··· Dataset extract ···

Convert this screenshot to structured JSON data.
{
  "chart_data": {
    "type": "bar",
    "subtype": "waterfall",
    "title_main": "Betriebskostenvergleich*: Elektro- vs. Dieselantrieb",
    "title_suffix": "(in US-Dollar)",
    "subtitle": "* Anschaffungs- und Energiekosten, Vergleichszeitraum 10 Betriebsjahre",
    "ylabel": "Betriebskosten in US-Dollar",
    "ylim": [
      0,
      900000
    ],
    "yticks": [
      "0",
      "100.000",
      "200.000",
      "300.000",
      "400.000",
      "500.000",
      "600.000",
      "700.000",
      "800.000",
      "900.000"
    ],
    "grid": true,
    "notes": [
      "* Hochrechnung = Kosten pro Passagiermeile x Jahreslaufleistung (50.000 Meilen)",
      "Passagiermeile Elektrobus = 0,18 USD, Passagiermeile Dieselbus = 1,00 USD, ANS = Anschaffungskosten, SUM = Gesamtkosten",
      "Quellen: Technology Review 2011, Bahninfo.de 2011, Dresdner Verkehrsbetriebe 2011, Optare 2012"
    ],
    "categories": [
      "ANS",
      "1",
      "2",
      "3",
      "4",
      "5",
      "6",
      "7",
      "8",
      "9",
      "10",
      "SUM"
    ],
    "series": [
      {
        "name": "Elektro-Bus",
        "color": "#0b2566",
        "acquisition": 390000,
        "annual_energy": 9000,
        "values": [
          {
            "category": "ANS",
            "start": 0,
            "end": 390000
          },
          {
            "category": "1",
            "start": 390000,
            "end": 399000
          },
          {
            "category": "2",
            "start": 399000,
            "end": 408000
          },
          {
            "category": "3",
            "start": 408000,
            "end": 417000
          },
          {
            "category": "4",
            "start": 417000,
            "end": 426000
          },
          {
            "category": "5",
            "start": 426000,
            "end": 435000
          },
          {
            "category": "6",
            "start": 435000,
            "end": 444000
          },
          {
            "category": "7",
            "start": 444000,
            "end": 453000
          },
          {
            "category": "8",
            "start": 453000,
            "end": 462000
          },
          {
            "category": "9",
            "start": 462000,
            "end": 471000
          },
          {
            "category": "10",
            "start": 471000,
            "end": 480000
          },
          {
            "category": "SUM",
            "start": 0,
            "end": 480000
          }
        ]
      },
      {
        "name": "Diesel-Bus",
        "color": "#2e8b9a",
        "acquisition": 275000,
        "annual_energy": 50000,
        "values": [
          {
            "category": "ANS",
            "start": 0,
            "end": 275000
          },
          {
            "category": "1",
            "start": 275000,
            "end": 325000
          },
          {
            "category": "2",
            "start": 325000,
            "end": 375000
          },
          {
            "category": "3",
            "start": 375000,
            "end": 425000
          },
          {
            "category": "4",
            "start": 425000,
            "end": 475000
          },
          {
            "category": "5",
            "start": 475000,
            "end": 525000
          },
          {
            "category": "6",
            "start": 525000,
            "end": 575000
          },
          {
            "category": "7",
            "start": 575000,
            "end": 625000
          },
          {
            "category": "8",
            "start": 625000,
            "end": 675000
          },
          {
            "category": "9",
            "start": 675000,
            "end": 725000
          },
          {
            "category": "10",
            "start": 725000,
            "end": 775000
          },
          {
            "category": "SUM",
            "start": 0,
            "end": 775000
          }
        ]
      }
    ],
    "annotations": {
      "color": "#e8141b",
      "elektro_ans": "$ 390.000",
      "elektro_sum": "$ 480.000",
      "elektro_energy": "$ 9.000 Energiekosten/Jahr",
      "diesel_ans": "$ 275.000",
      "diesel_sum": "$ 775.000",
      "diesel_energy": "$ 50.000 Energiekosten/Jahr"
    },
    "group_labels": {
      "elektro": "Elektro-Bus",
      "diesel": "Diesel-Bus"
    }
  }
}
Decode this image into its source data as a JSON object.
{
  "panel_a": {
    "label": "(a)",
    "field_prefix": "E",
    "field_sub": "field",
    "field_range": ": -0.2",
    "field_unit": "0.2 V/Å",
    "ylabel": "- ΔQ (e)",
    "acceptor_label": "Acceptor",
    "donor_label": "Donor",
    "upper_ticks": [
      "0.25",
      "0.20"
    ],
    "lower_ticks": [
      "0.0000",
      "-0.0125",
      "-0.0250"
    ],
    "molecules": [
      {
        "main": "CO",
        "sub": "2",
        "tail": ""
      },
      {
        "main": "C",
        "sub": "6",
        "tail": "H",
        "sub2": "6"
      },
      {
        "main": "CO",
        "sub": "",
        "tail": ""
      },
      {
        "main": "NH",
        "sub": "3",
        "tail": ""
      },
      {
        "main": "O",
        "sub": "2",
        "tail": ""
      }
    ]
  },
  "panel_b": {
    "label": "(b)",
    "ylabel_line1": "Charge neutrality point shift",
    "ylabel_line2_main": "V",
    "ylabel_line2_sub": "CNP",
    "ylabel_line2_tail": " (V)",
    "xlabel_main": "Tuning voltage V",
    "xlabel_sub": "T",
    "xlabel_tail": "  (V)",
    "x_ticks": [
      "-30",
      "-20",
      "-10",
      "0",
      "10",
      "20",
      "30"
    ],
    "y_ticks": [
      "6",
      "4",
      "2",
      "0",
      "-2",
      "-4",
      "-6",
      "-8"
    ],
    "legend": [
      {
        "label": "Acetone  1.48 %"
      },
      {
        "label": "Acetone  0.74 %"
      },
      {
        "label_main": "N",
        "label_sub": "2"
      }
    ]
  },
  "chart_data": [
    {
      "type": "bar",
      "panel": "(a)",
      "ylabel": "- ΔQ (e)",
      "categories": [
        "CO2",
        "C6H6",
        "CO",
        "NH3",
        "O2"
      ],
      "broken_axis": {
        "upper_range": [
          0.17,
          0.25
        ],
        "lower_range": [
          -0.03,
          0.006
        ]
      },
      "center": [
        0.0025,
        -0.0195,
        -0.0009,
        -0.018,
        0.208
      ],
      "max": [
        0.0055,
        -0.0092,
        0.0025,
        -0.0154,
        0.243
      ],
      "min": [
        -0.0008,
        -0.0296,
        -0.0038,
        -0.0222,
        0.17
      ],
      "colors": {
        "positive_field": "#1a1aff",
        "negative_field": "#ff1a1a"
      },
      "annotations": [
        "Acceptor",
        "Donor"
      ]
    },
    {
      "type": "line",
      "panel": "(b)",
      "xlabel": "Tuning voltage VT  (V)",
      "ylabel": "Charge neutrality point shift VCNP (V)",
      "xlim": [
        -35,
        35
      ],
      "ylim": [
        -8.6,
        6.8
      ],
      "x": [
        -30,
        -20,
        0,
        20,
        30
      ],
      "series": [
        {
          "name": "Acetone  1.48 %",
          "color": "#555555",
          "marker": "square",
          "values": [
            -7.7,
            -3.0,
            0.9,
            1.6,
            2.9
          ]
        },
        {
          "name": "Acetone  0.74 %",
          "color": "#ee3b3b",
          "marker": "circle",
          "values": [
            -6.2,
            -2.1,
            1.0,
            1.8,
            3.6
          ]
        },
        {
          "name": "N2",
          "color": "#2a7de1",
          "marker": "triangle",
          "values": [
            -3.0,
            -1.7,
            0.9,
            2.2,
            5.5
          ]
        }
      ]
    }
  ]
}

···

Work instructions =>
Copy the records above exactly.

Task result =>
Convert this screenshot to structured JSON data.
{
  "chart_data": {
    "type": "bar",
    "subtype": "waterfall",
    "title_main": "Betriebskostenvergleich*: Elektro- vs. Dieselantrieb",
    "title_suffix": "(in US-Dollar)",
    "subtitle": "* Anschaffungs- und Energiekosten, Vergleichszeitraum 10 Betriebsjahre",
    "ylabel": "Betriebskosten in US-Dollar",
    "ylim": [
      0,
      900000
    ],
    "yticks": [
      "0",
      "100.000",
      "200.000",
      "300.000",
      "400.000",
      "500.000",
      "600.000",
      "700.000",
      "800.000",
      "900.000"
    ],
    "grid": true,
    "notes": [
      "* Hochrechnung = Kosten pro Passagiermeile x Jahreslaufleistung (50.000 Meilen)",
      "Passagiermeile Elektrobus = 0,18 USD, Passagiermeile Dieselbus = 1,00 USD, ANS = Anschaffungskosten, SUM = Gesamtkosten",
      "Quellen: Technology Review 2011, Bahninfo.de 2011, Dresdner Verkehrsbetriebe 2011, Optare 2012"
    ],
    "categories": [
      "ANS",
      "1",
      "2",
      "3",
      "4",
      "5",
      "6",
      "7",
      "8",
      "9",
      "10",
      "SUM"
    ],
    "series": [
      {
        "name": "Elektro-Bus",
        "color": "#0b2566",
        "acquisition": 390000,
        "annual_energy": 9000,
        "values": [
          {
            "category": "ANS",
            "start": 0,
            "end": 390000
          },
          {
            "category": "1",
            "start": 390000,
            "end": 399000
          },
          {
            "category": "2",
            "start": 399000,
            "end": 408000
          },
          {
            "category": "3",
            "start": 408000,
            "end": 417000
          },
          {
            "category": "4",
            "start": 417000,
            "end": 426000
          },
          {
            "category": "5",
            "start": 426000,
            "end": 435000
          },
          {
            "category": "6",
            "start": 435000,
            "end": 444000
          },
          {
            "category": "7",
            "start": 444000,
            "end": 453000
          },
          {
            "category": "8",
            "start": 453000,
            "end": 462000
          },
          {
            "category": "9",
            "start": 462000,
            "end": 471000
          },
          {
            "category": "10",
            "start": 471000,
            "end": 480000
          },
          {
            "category": "SUM",
            "start": 0,
            "end": 480000
          }
        ]
      },
      {
        "name": "Diesel-Bus",
        "color": "#2e8b9a",
        "acquisition": 275000,
        "annual_energy": 50000,
        "values": [
          {
            "category": "ANS",
            "start": 0,
            "end": 275000
          },
          {
            "category": "1",
            "start": 275000,
            "end": 325000
          },
          {
            "category": "2",
            "start": 325000,
            "end": 375000
          },
          {
            "category": "3",
            "start": 375000,
            "end": 425000
          },
          {
            "category": "4",
            "start": 425000,
            "end": 475000
          },
          {
            "category": "5",
            "start": 475000,
            "end": 525000
          },
          {
            "category": "6",
            "start": 525000,
            "end": 575000
          },
          {
            "category": "7",
            "start": 575000,
            "end": 625000
          },
          {
            "category": "8",
            "start": 625000,
            "end": 675000
          },
          {
            "category": "9",
            "start": 675000,
            "end": 725000
          },
          {
            "category": "10",
            "start": 725000,
            "end": 775000
          },
          {
            "category": "SUM",
            "start": 0,
            "end": 775000
          }
        ]
      }
    ],
    "annotations": {
      "color": "#e8141b",
      "elektro_ans": "$ 390.000",
      "elektro_sum": "$ 480.000",
      "elektro_energy": "$ 9.000 Energiekosten/Jahr",
      "diesel_ans": "$ 275.000",
      "diesel_sum": "$ 775.000",
      "diesel_energy": "$ 50.000 Energiekosten/Jahr"
    },
    "group_labels": {
      "elektro": "Elektro-Bus",
      "diesel": "Diesel-Bus"
    }
  }
}
Decode this image into its source data as a JSON object.
{
  "panel_a": {
    "label": "(a)",
    "field_prefix": "E",
    "field_sub": "field",
    "field_range": ": -0.2",
    "field_unit": "0.2 V/Å",
    "ylabel": "- ΔQ (e)",
    "acceptor_label": "Acceptor",
    "donor_label": "Donor",
    "upper_ticks": [
      "0.25",
      "0.20"
    ],
    "lower_ticks": [
      "0.0000",
      "-0.0125",
      "-0.0250"
    ],
    "molecules": [
      {
        "main": "CO",
        "sub": "2",
        "tail": ""
      },
      {
        "main": "C",
        "sub": "6",
        "tail": "H",
        "sub2": "6"
      },
      {
        "main": "CO",
        "sub": "",
        "tail": ""
      },
      {
        "main": "NH",
        "sub": "3",
        "tail": ""
      },
      {
        "main": "O",
        "sub": "2",
        "tail": ""
      }
    ]
  },
  "panel_b": {
    "label": "(b)",
    "ylabel_line1": "Charge neutrality point shift",
    "ylabel_line2_main": "V",
    "ylabel_line2_sub": "CNP",
    "ylabel_line2_tail": " (V)",
    "xlabel_main": "Tuning voltage V",
    "xlabel_sub": "T",
    "xlabel_tail": "  (V)",
    "x_ticks": [
      "-30",
      "-20",
      "-10",
      "0",
      "10",
      "20",
      "30"
    ],
    "y_ticks": [
      "6",
      "4",
      "2",
      "0",
      "-2",
      "-4",
      "-6",
      "-8"
    ],
    "legend": [
      {
        "label": "Acetone  1.48 %"
      },
      {
        "label": "Acetone  0.74 %"
      },
      {
        "label_main": "N",
        "label_sub": "2"
      }
    ]
  },
  "chart_data": [
    {
      "type": "bar",
      "panel": "(a)",
      "ylabel": "- ΔQ (e)",
      "categories": [
        "CO2",
        "C6H6",
        "CO",
        "NH3",
        "O2"
      ],
      "broken_axis": {
        "upper_range": [
          0.17,
          0.25
        ],
        "lower_range": [
          -0.03,
          0.006
        ]
      },
      "center": [
        0.0025,
        -0.0195,
        -0.0009,
        -0.018,
        0.208
      ],
      "max": [
        0.0055,
        -0.0092,
        0.0025,
        -0.0154,
        0.243
      ],
      "min": [
        -0.0008,
        -0.0296,
        -0.0038,
        -0.0222,
        0.17
      ],
      "colors": {
        "positive_field": "#1a1aff",
        "negative_field": "#ff1a1a"
      },
      "annotations": [
        "Acceptor",
        "Donor"
      ]
    },
    {
      "type": "line",
      "panel": "(b)",
      "xlabel": "Tuning voltage VT  (V)",
      "ylabel": "Charge neutrality point shift VCNP (V)",
      "xlim": [
        -35,
        35
      ],
      "ylim": [
        -8.6,
        6.8
      ],
      "x": [
        -30,
        -20,
        0,
        20,
        30
      ],
      "series": [
        {
          "name": "Acetone  1.48 %",
          "color": "#555555",
          "marker": "square",
          "values": [
            -7.7,
            -3.0,
            0.9,
            1.6,
            2.9
          ]
        },
        {
          "name": "Acetone  0.74 %",
          "color": "#ee3b3b",
          "marker": "circle",
          "values": [
            -6.2,
            -2.1,
            1.0,
            1.8,
            3.6
          ]
        },
        {
          "name": "N2",
          "color": "#2a7de1",
          "marker": "triangle",
          "values": [
            -3.0,
            -1.7,
            0.9,
            2.2,
            5.5
          ]
        }
      ]
    }
  ]
}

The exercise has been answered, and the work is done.